_WORK TO DO_:
Pick every line with "WOMEN" from the material below.

_DATA FOR PROCESSING_:
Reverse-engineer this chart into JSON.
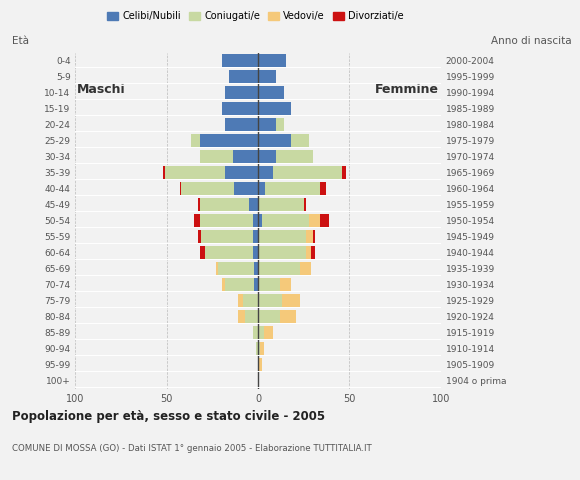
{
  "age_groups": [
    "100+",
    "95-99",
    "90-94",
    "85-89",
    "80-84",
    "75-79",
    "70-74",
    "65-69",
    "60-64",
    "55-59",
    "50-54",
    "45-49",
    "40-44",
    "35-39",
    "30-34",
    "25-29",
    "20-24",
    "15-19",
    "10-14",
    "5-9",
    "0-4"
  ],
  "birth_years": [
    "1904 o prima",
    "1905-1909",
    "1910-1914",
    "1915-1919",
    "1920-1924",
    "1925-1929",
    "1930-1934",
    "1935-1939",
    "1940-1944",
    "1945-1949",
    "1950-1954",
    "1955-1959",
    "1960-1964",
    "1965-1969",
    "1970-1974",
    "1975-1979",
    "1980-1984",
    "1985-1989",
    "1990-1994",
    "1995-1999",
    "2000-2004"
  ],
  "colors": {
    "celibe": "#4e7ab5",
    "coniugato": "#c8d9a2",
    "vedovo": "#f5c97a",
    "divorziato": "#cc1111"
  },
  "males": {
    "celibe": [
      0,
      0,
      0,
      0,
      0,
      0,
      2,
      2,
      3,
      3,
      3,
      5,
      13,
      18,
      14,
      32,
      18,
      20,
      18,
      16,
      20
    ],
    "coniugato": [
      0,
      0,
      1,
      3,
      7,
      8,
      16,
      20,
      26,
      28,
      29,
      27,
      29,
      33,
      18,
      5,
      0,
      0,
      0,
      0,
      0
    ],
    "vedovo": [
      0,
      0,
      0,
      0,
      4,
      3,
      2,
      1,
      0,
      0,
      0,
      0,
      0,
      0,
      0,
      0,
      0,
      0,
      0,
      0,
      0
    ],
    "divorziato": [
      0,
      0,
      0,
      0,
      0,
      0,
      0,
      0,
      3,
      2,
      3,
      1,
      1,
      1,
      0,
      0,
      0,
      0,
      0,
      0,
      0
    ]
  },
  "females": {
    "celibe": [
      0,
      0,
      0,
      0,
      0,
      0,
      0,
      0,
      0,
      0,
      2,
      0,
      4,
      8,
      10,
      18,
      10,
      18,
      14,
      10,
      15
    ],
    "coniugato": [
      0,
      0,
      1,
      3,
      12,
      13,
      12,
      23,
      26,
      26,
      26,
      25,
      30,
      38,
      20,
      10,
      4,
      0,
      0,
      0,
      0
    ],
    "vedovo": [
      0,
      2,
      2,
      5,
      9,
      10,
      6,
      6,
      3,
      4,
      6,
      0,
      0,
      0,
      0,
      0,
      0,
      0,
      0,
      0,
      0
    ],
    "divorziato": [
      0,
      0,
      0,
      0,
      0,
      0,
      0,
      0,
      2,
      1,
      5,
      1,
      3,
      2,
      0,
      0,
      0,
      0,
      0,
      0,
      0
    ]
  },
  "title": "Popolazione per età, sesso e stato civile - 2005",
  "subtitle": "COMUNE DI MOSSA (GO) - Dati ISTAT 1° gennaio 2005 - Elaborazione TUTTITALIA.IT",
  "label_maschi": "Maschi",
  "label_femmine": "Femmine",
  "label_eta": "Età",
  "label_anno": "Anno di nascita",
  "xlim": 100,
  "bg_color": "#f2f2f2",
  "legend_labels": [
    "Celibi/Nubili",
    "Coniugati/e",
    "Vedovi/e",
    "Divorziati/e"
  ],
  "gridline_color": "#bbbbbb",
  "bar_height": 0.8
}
==
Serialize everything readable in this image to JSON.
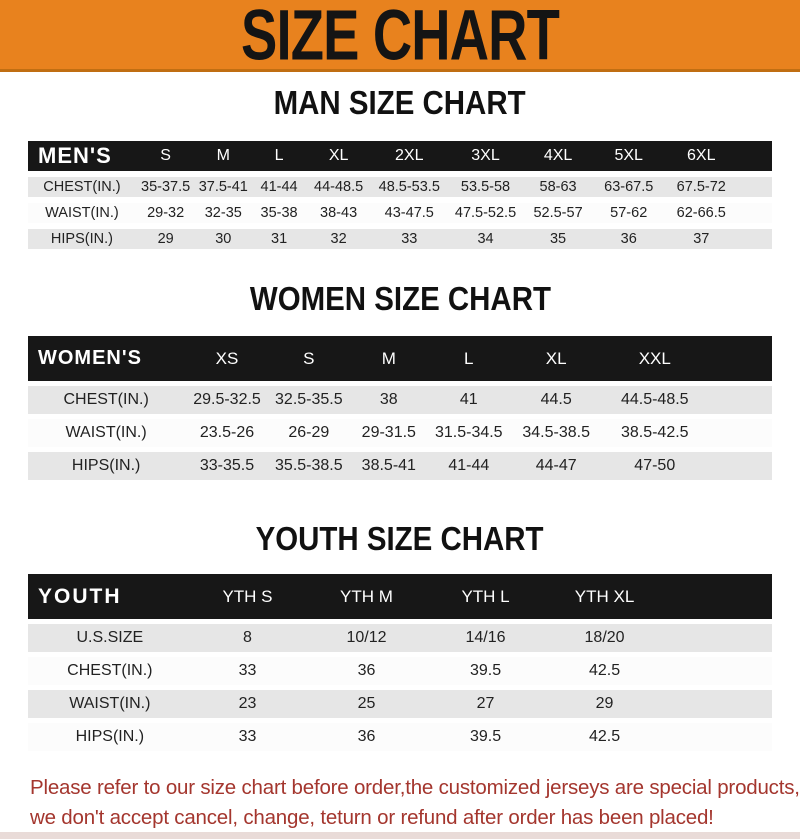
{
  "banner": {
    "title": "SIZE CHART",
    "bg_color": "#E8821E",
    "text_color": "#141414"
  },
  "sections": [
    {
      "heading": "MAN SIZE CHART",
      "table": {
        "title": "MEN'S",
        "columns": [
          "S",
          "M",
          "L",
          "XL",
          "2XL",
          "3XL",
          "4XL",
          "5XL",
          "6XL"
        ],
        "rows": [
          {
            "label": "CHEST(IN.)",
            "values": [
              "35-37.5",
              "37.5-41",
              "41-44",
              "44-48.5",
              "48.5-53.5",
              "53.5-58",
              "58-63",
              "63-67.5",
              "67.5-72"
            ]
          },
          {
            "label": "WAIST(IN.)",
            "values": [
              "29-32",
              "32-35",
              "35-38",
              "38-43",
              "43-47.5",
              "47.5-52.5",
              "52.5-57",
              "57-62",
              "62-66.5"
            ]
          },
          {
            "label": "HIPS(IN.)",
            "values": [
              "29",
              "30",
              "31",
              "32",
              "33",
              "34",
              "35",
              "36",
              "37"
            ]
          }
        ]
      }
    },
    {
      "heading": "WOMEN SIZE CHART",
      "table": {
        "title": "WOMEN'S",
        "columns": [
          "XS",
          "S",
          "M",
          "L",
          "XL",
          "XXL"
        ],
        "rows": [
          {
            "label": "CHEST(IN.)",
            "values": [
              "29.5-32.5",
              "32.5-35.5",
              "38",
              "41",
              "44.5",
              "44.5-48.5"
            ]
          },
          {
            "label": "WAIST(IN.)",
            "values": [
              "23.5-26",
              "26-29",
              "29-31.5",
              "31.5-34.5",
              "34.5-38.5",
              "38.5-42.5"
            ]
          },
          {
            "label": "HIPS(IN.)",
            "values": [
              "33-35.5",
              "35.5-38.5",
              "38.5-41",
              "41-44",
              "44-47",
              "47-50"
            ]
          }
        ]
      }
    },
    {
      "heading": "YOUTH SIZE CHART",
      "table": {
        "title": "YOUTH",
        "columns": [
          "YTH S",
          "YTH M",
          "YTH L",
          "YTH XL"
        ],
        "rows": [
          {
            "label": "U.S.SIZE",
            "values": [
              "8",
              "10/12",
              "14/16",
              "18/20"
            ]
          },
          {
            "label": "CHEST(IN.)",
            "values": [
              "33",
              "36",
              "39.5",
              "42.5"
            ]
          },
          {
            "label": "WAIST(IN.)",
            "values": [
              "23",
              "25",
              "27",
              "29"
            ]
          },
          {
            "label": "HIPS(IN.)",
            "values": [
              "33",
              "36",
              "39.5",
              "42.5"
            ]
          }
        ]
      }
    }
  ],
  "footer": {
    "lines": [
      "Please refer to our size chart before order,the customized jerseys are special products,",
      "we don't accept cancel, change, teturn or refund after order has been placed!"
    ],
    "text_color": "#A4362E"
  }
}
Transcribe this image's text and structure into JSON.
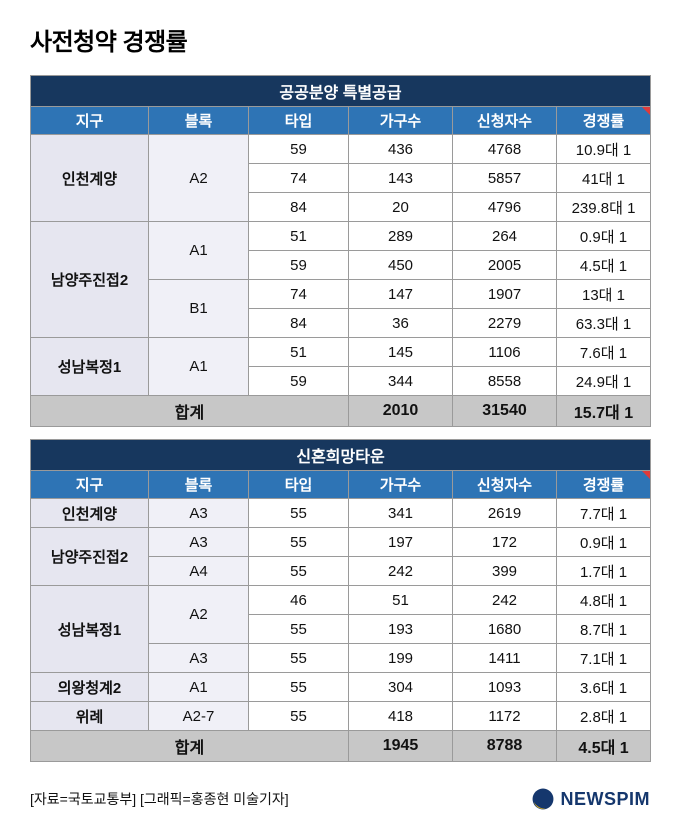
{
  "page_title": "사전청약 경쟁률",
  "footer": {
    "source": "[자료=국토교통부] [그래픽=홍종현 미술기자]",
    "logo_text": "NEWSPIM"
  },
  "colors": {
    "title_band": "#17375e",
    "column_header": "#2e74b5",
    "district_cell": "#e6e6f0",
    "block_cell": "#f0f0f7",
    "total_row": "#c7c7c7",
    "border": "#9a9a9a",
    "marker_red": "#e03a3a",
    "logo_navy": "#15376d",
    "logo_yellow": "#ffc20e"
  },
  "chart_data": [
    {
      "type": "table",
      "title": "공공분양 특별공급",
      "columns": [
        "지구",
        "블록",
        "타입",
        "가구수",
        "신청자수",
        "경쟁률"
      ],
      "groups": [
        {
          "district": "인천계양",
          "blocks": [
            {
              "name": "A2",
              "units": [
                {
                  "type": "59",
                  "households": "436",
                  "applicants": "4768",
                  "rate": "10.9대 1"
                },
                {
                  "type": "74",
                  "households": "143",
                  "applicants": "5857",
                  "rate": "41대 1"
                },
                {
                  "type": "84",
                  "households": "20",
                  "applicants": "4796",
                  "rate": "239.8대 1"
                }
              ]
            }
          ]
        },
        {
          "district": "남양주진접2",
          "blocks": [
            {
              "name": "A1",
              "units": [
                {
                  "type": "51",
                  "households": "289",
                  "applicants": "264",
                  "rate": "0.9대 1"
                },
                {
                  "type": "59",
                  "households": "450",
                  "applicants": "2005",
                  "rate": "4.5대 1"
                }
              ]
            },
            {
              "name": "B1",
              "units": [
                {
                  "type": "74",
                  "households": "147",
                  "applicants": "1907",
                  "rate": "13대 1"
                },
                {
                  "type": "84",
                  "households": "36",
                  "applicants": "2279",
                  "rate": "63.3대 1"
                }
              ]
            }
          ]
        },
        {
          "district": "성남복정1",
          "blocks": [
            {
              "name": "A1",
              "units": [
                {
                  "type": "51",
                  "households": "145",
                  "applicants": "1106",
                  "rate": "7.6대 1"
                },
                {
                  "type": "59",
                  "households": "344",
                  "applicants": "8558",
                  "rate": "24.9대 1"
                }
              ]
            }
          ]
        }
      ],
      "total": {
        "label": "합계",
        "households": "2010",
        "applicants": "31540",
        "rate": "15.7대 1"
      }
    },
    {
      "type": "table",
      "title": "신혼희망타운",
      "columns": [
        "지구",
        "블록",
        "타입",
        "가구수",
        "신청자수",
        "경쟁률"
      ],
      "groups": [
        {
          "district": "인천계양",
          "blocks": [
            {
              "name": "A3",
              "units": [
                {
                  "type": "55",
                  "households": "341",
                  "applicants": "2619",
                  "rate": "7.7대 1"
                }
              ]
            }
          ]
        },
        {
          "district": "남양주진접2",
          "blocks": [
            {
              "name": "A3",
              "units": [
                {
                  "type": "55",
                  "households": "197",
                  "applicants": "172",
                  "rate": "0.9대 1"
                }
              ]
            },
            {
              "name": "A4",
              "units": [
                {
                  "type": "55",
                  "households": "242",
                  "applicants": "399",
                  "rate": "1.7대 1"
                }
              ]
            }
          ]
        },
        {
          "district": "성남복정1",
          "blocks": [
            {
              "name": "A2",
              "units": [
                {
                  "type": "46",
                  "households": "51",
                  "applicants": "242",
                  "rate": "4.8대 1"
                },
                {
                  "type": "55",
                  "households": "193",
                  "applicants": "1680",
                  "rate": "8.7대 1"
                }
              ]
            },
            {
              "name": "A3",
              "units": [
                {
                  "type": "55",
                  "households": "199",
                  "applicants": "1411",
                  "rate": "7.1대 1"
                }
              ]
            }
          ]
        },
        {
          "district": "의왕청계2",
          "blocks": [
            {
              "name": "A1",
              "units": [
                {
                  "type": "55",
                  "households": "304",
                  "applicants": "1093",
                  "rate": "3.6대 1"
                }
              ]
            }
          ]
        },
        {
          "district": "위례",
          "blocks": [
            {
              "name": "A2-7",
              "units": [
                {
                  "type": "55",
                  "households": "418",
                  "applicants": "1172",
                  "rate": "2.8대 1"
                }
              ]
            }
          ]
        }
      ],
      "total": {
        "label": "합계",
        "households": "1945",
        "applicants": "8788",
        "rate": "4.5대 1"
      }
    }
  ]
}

_TASK OUTPUT_:
      "heading": "WOMEN SIZE CHART",
        "title": "WOMEN'S",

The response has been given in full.